→ DIRECTION
Reproduce every line of the records below without changing anything.

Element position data

* * * * * * *

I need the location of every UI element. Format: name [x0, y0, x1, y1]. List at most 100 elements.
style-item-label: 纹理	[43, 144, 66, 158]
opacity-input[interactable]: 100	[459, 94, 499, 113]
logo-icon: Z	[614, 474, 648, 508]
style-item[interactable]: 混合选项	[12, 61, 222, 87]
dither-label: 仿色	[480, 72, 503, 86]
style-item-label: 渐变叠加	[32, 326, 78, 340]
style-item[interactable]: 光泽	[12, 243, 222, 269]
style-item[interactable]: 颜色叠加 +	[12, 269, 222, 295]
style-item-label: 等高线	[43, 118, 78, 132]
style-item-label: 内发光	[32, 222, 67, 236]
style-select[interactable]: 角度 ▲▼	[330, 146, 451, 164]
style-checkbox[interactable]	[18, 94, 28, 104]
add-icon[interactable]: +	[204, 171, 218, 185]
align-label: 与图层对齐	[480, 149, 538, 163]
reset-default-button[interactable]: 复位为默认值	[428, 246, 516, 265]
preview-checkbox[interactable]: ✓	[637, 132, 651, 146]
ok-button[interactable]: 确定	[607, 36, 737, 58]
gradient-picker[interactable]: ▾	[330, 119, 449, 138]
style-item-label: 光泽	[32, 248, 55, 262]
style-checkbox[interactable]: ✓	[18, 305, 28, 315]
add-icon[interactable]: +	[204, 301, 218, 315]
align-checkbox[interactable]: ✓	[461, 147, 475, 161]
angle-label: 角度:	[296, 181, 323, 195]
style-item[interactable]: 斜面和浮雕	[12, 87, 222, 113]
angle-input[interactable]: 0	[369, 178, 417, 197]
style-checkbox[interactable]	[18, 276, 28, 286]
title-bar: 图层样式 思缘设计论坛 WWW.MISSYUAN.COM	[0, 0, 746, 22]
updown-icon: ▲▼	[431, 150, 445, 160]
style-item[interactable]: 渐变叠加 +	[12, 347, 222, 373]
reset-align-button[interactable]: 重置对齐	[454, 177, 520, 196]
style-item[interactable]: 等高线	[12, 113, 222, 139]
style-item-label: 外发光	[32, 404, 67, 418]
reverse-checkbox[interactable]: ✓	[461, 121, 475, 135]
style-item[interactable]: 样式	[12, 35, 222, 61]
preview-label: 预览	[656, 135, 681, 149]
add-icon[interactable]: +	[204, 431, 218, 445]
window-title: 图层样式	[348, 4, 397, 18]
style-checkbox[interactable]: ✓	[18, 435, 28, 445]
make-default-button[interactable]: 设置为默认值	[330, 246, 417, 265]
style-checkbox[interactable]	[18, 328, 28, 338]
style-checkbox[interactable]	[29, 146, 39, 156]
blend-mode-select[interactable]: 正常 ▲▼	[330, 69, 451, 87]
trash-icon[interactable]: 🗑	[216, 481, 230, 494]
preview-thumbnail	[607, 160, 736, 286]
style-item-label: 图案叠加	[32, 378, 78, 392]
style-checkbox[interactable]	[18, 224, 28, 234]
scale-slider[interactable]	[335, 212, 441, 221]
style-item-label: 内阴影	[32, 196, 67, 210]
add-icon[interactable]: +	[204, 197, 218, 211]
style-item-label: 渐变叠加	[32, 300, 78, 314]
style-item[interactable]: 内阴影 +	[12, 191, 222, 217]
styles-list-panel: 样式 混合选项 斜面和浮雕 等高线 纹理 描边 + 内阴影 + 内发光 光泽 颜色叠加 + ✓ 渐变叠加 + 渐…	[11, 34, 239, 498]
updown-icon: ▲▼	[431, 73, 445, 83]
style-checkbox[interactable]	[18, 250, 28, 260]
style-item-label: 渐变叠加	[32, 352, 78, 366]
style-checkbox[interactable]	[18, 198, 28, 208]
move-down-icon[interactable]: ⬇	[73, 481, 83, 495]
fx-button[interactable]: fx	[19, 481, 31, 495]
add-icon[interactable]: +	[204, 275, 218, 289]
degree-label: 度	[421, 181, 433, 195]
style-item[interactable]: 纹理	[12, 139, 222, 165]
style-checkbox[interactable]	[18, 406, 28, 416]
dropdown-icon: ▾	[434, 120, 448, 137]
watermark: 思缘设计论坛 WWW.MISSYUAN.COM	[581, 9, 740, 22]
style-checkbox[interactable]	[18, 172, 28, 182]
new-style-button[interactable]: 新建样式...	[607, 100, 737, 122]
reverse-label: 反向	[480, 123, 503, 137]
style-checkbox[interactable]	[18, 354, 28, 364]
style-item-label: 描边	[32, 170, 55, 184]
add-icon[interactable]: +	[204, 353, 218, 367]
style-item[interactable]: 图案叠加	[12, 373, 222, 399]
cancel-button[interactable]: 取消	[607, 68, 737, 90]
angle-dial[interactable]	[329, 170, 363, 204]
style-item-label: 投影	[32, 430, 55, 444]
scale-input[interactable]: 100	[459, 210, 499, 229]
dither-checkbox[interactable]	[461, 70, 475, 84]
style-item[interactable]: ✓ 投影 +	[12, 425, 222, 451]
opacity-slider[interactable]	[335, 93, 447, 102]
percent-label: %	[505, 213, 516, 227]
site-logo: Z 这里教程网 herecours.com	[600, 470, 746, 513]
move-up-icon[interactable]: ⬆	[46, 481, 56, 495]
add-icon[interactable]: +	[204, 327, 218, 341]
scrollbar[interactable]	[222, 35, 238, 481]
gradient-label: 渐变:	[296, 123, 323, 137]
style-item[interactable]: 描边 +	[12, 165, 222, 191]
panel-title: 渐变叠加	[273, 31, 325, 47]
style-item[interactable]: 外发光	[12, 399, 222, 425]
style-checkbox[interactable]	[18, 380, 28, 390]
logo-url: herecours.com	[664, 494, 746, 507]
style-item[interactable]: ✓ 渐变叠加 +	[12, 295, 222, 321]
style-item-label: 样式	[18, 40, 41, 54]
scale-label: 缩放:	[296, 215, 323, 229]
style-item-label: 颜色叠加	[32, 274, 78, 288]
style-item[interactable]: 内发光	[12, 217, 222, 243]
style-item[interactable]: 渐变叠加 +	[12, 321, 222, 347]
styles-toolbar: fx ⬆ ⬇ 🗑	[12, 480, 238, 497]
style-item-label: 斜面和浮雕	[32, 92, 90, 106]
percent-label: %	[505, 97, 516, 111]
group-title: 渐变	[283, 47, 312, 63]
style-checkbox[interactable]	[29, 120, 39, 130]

* * * * * * *

→ ANSWER FOR THIS EXERCISE
I need the location of every UI element. Format: name [x0, y0, x1, y1]. List at most 100 elements.
style-item-label: 纹理	[43, 144, 66, 158]
opacity-input[interactable]: 100	[459, 94, 499, 113]
logo-icon: Z	[614, 474, 648, 508]
style-item[interactable]: 混合选项	[12, 61, 222, 87]
dither-label: 仿色	[480, 72, 503, 86]
style-item-label: 渐变叠加	[32, 326, 78, 340]
style-item[interactable]: 光泽	[12, 243, 222, 269]
style-item[interactable]: 颜色叠加 +	[12, 269, 222, 295]
style-item-label: 等高线	[43, 118, 78, 132]
style-item-label: 内发光	[32, 222, 67, 236]
style-select[interactable]: 角度 ▲▼	[330, 146, 451, 164]
style-checkbox[interactable]	[18, 94, 28, 104]
add-icon[interactable]: +	[204, 171, 218, 185]
align-label: 与图层对齐	[480, 149, 538, 163]
reset-default-button[interactable]: 复位为默认值	[428, 246, 516, 265]
preview-checkbox[interactable]: ✓	[637, 132, 651, 146]
ok-button[interactable]: 确定	[607, 36, 737, 58]
gradient-picker[interactable]: ▾	[330, 119, 449, 138]
style-item-label: 光泽	[32, 248, 55, 262]
style-checkbox[interactable]: ✓	[18, 305, 28, 315]
add-icon[interactable]: +	[204, 301, 218, 315]
align-checkbox[interactable]: ✓	[461, 147, 475, 161]
angle-label: 角度:	[296, 181, 323, 195]
style-item[interactable]: 斜面和浮雕	[12, 87, 222, 113]
angle-input[interactable]: 0	[369, 178, 417, 197]
style-checkbox[interactable]	[18, 276, 28, 286]
title-bar: 图层样式 思缘设计论坛 WWW.MISSYUAN.COM	[0, 0, 746, 22]
updown-icon: ▲▼	[431, 150, 445, 160]
style-item[interactable]: 渐变叠加 +	[12, 347, 222, 373]
reset-align-button[interactable]: 重置对齐	[454, 177, 520, 196]
style-item[interactable]: 等高线	[12, 113, 222, 139]
style-item-label: 外发光	[32, 404, 67, 418]
reverse-checkbox[interactable]: ✓	[461, 121, 475, 135]
style-item[interactable]: 样式	[12, 35, 222, 61]
preview-label: 预览	[656, 135, 681, 149]
add-icon[interactable]: +	[204, 431, 218, 445]
window-title: 图层样式	[348, 4, 397, 18]
style-checkbox[interactable]: ✓	[18, 435, 28, 445]
make-default-button[interactable]: 设置为默认值	[330, 246, 417, 265]
style-checkbox[interactable]	[18, 328, 28, 338]
style-checkbox[interactable]	[29, 146, 39, 156]
blend-mode-select[interactable]: 正常 ▲▼	[330, 69, 451, 87]
trash-icon[interactable]: 🗑	[216, 481, 230, 494]
preview-thumbnail	[607, 160, 736, 286]
style-item-label: 图案叠加	[32, 378, 78, 392]
style-checkbox[interactable]	[18, 224, 28, 234]
scale-slider[interactable]	[335, 212, 441, 221]
style-item-label: 内阴影	[32, 196, 67, 210]
add-icon[interactable]: +	[204, 197, 218, 211]
style-item-label: 渐变叠加	[32, 300, 78, 314]
style-item[interactable]: 内阴影 +	[12, 191, 222, 217]
styles-list-panel: 样式 混合选项 斜面和浮雕 等高线 纹理 描边 + 内阴影 + 内发光 光泽 颜色叠加 + ✓ 渐变叠加 + 渐…	[11, 34, 239, 498]
updown-icon: ▲▼	[431, 73, 445, 83]
style-checkbox[interactable]	[18, 250, 28, 260]
style-item-label: 渐变叠加	[32, 352, 78, 366]
style-checkbox[interactable]	[18, 198, 28, 208]
move-down-icon[interactable]: ⬇	[73, 481, 83, 495]
fx-button[interactable]: fx	[19, 481, 31, 495]
add-icon[interactable]: +	[204, 275, 218, 289]
degree-label: 度	[421, 181, 433, 195]
style-item[interactable]: 纹理	[12, 139, 222, 165]
style-checkbox[interactable]	[18, 406, 28, 416]
dropdown-icon: ▾	[434, 120, 448, 137]
watermark: 思缘设计论坛 WWW.MISSYUAN.COM	[581, 9, 740, 22]
style-checkbox[interactable]	[18, 172, 28, 182]
new-style-button[interactable]: 新建样式...	[607, 100, 737, 122]
reverse-label: 反向	[480, 123, 503, 137]
style-checkbox[interactable]	[18, 354, 28, 364]
style-item-label: 描边	[32, 170, 55, 184]
add-icon[interactable]: +	[204, 353, 218, 367]
style-item[interactable]: 图案叠加	[12, 373, 222, 399]
cancel-button[interactable]: 取消	[607, 68, 737, 90]
angle-dial[interactable]	[329, 170, 363, 204]
style-item-label: 投影	[32, 430, 55, 444]
scale-input[interactable]: 100	[459, 210, 499, 229]
dither-checkbox[interactable]	[461, 70, 475, 84]
style-item[interactable]: ✓ 投影 +	[12, 425, 222, 451]
opacity-slider[interactable]	[335, 93, 447, 102]
percent-label: %	[505, 213, 516, 227]
site-logo: Z 这里教程网 herecours.com	[600, 470, 746, 513]
move-up-icon[interactable]: ⬆	[46, 481, 56, 495]
add-icon[interactable]: +	[204, 327, 218, 341]
scrollbar[interactable]	[222, 35, 238, 481]
gradient-label: 渐变:	[296, 123, 323, 137]
style-item[interactable]: 描边 +	[12, 165, 222, 191]
panel-title: 渐变叠加	[273, 31, 325, 47]
style-item[interactable]: 外发光	[12, 399, 222, 425]
style-checkbox[interactable]	[18, 380, 28, 390]
logo-url: herecours.com	[664, 494, 746, 507]
style-item[interactable]: ✓ 渐变叠加 +	[12, 295, 222, 321]
style-item-label: 样式	[18, 40, 41, 54]
scale-label: 缩放:	[296, 215, 323, 229]
style-item-label: 颜色叠加	[32, 274, 78, 288]
style-item[interactable]: 内发光	[12, 217, 222, 243]
style-item[interactable]: 渐变叠加 +	[12, 321, 222, 347]
styles-toolbar: fx ⬆ ⬇ 🗑	[12, 480, 238, 497]
style-item-label: 斜面和浮雕	[32, 92, 90, 106]
percent-label: %	[505, 97, 516, 111]
group-title: 渐变	[283, 47, 312, 63]
style-checkbox[interactable]	[29, 120, 39, 130]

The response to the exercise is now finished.